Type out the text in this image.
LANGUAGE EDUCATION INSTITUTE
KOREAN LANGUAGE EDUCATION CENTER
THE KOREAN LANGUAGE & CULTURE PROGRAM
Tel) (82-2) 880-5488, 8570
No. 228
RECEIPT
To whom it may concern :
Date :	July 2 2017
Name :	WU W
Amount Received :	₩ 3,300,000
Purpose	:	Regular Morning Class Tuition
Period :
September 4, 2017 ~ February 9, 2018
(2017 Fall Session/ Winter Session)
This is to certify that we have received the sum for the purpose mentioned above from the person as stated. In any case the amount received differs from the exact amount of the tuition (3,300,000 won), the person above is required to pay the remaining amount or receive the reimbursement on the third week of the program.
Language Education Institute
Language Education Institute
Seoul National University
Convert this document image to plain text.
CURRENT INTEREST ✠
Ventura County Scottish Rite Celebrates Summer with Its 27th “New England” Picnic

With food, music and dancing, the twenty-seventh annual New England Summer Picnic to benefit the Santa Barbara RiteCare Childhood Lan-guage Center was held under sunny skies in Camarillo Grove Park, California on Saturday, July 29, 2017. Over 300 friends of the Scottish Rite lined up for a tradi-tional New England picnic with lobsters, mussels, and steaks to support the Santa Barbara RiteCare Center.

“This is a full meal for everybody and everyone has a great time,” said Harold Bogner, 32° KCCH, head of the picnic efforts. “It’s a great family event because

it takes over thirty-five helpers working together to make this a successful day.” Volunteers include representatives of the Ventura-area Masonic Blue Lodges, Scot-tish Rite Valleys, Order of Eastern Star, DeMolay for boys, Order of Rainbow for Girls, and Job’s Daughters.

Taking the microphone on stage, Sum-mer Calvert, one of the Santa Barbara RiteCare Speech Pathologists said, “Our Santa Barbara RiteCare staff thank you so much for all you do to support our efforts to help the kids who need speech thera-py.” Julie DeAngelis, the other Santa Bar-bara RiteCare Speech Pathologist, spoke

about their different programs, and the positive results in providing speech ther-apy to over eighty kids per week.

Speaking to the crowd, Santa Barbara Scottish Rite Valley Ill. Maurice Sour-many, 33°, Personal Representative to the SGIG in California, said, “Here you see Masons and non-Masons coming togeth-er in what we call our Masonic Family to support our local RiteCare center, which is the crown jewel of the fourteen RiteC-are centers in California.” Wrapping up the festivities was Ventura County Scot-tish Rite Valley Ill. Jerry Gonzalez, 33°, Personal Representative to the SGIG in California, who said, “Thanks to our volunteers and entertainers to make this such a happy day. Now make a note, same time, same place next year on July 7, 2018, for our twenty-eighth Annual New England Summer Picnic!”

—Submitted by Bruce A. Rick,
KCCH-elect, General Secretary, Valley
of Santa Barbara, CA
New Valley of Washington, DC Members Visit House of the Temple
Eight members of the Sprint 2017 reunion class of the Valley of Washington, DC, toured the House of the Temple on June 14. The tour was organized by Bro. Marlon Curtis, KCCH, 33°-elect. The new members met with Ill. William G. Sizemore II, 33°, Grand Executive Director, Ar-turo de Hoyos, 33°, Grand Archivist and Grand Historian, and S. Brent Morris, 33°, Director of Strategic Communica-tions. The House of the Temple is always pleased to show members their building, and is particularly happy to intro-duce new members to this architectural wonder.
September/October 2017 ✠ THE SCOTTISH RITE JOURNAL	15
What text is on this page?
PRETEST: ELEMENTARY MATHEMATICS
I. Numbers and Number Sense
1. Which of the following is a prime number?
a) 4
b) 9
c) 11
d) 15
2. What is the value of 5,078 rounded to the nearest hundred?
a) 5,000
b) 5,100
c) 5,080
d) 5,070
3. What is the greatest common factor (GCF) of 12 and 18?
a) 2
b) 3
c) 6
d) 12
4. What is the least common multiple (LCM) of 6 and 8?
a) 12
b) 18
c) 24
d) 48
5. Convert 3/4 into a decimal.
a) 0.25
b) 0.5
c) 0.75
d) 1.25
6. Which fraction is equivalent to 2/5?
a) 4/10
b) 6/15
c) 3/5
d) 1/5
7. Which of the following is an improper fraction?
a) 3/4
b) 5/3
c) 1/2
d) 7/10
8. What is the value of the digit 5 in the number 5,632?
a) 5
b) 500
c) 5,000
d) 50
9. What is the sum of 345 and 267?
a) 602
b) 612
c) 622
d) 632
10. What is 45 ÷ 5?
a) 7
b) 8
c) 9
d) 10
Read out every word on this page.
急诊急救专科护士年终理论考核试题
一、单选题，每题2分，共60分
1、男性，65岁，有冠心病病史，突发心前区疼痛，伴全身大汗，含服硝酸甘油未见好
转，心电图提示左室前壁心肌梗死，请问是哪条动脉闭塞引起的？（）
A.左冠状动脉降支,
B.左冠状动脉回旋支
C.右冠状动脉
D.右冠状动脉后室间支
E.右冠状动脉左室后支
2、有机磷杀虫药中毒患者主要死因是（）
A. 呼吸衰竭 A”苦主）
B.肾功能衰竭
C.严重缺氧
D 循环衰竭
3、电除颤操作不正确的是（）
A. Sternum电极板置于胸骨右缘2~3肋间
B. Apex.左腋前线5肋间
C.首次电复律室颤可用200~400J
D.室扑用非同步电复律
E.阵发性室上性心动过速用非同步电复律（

--

▸ TASK PROMPT: Output the line containing "What text is on this page?" and all lines after it to the end of the records, exactly as given.

▸ TASK SOLUTION:
What text is on this page?
PRETEST: ELEMENTARY MATHEMATICS
I. Numbers and Number Sense
1. Which of the following is a prime number?
a) 4
b) 9
c) 11
d) 15
2. What is the value of 5,078 rounded to the nearest hundred?
a) 5,000
b) 5,100
c) 5,080
d) 5,070
3. What is the greatest common factor (GCF) of 12 and 18?
a) 2
b) 3
c) 6
d) 12
4. What is the least common multiple (LCM) of 6 and 8?
a) 12
b) 18
c) 24
d) 48
5. Convert 3/4 into a decimal.
a) 0.25
b) 0.5
c) 0.75
d) 1.25
6. Which fraction is equivalent to 2/5?
a) 4/10
b) 6/15
c) 3/5
d) 1/5
7. Which of the following is an improper fraction?
a) 3/4
b) 5/3
c) 1/2
d) 7/10
8. What is the value of the digit 5 in the number 5,632?
a) 5
b) 500
c) 5,000
d) 50
9. What is the sum of 345 and 267?
a) 602
b) 612
c) 622
d) 632
10. What is 45 ÷ 5?
a) 7
b) 8
c) 9
d) 10
Read out every word on this page.
急诊急救专科护士年终理论考核试题
一、单选题，每题2分，共60分
1、男性，65岁，有冠心病病史，突发心前区疼痛，伴全身大汗，含服硝酸甘油未见好
转，心电图提示左室前壁心肌梗死，请问是哪条动脉闭塞引起的？（）
A.左冠状动脉降支,
B.左冠状动脉回旋支
C.右冠状动脉
D.右冠状动脉后室间支
E.右冠状动脉左室后支
2、有机磷杀虫药中毒患者主要死因是（）
A. 呼吸衰竭 A”苦主）
B.肾功能衰竭
C.严重缺氧
D 循环衰竭
3、电除颤操作不正确的是（）
A. Sternum电极板置于胸骨右缘2~3肋间
B. Apex.左腋前线5肋间
C.首次电复律室颤可用200~400J
D.室扑用非同步电复律
E.阵发性室上性心动过速用非同步电复律（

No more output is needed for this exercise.